++++ Data for this task

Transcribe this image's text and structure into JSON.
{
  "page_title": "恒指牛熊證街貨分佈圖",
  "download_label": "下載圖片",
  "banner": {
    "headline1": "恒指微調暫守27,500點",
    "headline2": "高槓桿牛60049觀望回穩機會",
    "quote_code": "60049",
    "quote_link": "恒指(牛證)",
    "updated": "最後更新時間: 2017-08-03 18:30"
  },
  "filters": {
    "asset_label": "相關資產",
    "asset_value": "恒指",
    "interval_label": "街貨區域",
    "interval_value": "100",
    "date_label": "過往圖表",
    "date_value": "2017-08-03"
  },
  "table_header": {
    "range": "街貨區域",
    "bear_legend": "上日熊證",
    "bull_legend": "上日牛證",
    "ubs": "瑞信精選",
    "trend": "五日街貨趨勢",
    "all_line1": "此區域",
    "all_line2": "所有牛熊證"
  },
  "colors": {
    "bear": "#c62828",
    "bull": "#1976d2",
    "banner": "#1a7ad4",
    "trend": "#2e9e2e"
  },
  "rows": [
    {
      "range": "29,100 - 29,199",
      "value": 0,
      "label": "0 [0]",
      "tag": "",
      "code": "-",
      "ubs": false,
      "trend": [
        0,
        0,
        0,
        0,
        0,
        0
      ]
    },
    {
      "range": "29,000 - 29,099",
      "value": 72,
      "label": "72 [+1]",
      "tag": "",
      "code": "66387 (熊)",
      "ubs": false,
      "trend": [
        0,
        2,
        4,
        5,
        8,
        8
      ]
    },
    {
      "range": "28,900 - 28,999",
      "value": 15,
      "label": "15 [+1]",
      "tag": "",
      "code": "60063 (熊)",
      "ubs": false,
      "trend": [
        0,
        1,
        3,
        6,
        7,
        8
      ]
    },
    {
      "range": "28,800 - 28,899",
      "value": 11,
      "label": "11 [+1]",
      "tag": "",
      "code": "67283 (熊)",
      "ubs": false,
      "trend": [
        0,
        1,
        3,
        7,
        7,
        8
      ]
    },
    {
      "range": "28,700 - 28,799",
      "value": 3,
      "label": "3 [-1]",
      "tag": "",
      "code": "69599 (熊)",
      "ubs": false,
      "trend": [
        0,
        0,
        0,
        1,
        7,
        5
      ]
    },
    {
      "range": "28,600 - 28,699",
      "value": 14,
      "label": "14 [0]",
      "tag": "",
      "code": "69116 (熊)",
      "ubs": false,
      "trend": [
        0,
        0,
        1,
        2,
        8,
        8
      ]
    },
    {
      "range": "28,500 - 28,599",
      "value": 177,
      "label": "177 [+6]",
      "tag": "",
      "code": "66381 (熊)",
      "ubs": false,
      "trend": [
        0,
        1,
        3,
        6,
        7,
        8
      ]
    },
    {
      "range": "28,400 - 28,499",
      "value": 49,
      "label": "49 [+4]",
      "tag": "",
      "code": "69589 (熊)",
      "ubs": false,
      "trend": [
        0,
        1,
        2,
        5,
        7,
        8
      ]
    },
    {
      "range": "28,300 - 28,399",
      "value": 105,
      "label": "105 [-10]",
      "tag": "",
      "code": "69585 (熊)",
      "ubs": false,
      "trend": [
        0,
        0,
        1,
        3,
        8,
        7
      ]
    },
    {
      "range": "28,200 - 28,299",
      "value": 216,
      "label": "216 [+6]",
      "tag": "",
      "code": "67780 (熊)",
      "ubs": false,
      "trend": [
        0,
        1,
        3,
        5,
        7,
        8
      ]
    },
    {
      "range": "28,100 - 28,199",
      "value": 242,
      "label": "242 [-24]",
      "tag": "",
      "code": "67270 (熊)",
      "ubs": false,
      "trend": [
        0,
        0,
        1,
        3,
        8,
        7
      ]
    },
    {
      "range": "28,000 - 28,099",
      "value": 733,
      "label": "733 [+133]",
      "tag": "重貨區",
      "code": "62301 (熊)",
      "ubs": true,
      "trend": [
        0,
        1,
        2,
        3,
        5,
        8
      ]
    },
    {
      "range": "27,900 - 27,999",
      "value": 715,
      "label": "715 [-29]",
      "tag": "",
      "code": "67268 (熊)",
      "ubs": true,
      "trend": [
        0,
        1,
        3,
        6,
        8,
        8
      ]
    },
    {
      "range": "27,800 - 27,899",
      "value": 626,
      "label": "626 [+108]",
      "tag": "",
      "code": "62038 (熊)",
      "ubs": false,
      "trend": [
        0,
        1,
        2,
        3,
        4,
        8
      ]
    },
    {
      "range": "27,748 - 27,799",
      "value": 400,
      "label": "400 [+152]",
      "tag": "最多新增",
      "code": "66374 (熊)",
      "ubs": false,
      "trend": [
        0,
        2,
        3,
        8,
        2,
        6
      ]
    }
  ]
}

++++++++
++++ Data for this task

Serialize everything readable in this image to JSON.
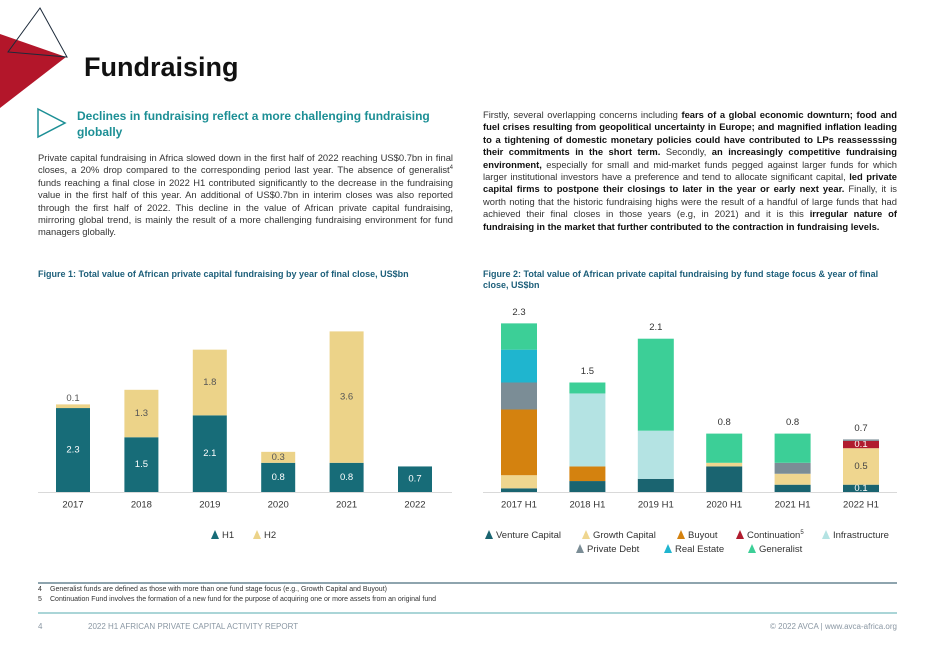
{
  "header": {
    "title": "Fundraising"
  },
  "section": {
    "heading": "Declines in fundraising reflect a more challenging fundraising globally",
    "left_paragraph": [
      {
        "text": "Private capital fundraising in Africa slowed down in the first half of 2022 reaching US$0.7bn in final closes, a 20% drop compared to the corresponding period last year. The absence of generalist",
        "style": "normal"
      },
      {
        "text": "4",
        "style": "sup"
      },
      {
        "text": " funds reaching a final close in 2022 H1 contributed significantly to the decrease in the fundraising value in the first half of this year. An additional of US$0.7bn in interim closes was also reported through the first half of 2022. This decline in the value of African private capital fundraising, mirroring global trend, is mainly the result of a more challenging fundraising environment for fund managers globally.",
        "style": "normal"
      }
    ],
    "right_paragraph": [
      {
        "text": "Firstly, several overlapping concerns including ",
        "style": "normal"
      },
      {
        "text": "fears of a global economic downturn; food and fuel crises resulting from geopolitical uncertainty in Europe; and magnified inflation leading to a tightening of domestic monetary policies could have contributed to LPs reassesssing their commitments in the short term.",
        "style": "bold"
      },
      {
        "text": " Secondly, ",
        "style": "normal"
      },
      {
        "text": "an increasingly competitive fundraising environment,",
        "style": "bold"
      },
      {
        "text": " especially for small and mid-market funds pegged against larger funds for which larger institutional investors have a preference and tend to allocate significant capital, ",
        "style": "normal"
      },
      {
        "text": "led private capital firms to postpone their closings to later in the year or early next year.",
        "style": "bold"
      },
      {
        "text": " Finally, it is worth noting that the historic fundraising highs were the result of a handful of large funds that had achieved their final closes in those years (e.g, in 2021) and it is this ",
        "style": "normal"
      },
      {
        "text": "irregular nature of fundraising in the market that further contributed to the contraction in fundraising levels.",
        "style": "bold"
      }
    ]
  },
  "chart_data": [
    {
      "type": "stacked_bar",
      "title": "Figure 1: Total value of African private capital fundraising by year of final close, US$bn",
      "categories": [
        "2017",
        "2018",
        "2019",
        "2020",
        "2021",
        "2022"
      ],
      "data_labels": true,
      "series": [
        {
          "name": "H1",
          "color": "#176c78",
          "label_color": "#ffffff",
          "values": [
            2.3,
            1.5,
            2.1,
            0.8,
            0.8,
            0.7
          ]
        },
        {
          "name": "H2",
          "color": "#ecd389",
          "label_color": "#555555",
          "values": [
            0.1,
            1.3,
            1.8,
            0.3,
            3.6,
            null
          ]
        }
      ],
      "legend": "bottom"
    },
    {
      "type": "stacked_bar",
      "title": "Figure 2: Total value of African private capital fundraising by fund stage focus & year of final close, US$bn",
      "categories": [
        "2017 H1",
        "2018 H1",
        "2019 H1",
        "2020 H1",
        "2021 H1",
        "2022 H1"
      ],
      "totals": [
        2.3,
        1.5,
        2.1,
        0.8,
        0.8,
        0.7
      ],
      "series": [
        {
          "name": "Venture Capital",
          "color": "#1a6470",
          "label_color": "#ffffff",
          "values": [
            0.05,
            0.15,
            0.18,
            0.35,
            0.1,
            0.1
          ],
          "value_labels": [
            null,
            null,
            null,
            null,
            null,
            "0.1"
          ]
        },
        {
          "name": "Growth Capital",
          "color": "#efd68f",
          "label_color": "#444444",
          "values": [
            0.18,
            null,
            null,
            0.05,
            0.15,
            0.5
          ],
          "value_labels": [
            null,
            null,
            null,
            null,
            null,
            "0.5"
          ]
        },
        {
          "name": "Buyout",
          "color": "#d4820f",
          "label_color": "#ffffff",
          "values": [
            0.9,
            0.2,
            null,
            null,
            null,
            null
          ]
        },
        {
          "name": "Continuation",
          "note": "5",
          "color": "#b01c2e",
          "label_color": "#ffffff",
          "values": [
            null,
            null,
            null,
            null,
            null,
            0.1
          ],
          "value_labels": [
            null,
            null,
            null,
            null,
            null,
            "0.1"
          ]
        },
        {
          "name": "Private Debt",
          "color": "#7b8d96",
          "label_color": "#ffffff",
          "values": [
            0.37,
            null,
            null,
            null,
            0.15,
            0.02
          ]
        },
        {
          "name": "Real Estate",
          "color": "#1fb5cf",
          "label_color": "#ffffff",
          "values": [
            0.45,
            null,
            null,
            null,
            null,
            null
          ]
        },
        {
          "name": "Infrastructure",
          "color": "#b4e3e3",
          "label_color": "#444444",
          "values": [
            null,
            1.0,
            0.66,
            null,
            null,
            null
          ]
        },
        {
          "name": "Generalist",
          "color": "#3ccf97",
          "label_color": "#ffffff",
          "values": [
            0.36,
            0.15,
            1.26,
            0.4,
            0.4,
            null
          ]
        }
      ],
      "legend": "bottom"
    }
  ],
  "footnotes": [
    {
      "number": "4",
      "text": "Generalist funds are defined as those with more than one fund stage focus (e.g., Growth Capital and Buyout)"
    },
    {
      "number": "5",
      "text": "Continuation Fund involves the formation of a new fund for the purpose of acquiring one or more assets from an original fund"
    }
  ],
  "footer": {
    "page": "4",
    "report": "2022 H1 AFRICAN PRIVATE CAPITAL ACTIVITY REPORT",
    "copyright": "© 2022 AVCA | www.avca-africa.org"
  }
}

++++++++

Considering only the records above, state the number of lines that include the word "have", with nothing added.

Response »
2